>> START RECORDS FOR THE EXERCISE

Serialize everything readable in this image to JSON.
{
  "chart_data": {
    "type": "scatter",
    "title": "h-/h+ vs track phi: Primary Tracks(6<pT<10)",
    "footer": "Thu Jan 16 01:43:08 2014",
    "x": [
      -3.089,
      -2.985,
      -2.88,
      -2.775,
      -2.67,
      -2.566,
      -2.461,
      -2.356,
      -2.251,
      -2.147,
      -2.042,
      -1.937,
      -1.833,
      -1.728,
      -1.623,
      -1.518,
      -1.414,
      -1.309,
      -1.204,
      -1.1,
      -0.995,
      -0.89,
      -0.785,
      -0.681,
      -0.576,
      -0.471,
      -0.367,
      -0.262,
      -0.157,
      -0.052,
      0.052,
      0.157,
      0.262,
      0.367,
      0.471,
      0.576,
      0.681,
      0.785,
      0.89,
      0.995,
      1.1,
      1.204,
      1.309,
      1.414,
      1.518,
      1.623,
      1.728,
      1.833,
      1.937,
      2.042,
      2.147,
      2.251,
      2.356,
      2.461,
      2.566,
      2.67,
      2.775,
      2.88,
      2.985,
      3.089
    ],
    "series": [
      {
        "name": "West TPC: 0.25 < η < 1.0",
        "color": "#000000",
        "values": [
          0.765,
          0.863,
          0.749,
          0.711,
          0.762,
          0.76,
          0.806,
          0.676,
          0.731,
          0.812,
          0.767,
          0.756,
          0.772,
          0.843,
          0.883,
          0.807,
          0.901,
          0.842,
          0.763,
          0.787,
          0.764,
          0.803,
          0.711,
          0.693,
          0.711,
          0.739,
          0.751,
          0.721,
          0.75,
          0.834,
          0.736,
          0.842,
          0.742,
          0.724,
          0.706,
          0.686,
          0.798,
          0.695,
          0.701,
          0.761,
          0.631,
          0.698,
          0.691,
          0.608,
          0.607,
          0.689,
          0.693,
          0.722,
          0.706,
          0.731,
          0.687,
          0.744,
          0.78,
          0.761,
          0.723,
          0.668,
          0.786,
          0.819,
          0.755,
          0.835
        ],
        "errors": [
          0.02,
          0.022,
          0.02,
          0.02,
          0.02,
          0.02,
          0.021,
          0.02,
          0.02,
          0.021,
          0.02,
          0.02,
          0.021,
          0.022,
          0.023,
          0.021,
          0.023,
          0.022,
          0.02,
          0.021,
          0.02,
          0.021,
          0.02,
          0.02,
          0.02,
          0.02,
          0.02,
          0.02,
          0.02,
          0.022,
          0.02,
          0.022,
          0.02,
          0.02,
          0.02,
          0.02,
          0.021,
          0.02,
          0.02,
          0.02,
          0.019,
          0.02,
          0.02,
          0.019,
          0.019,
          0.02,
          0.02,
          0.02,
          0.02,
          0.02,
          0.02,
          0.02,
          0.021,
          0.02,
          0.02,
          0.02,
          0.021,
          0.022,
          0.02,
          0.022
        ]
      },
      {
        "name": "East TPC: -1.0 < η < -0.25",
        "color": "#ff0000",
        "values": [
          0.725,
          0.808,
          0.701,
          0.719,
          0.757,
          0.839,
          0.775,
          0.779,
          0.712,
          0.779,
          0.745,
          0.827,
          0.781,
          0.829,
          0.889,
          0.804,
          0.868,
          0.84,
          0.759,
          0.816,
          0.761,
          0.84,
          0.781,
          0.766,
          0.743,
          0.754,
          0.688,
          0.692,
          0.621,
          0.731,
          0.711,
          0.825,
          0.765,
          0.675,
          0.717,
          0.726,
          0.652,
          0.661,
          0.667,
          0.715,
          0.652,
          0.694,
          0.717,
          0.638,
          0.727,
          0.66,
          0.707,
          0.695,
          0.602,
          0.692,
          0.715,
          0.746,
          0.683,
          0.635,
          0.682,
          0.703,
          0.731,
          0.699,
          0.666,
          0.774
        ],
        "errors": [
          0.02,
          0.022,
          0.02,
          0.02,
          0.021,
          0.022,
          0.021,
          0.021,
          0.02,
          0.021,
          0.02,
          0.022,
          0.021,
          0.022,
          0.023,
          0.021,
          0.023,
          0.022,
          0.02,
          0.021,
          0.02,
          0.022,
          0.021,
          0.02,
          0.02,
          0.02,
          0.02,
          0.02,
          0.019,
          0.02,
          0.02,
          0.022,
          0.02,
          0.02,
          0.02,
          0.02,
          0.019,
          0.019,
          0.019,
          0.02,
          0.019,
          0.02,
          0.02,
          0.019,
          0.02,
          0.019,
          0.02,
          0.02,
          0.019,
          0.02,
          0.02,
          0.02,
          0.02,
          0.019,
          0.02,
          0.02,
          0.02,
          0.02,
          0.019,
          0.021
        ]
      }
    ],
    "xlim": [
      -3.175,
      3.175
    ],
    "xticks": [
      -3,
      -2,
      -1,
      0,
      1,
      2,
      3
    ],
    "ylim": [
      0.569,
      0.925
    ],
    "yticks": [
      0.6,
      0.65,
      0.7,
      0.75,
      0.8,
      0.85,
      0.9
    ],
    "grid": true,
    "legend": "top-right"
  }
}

>> END RECORDS FOR THE EXERCISE

## THE REQUEST:
Tell how many lines above contain the word "name". Give the number alone.

## WORKED ANSWER:
2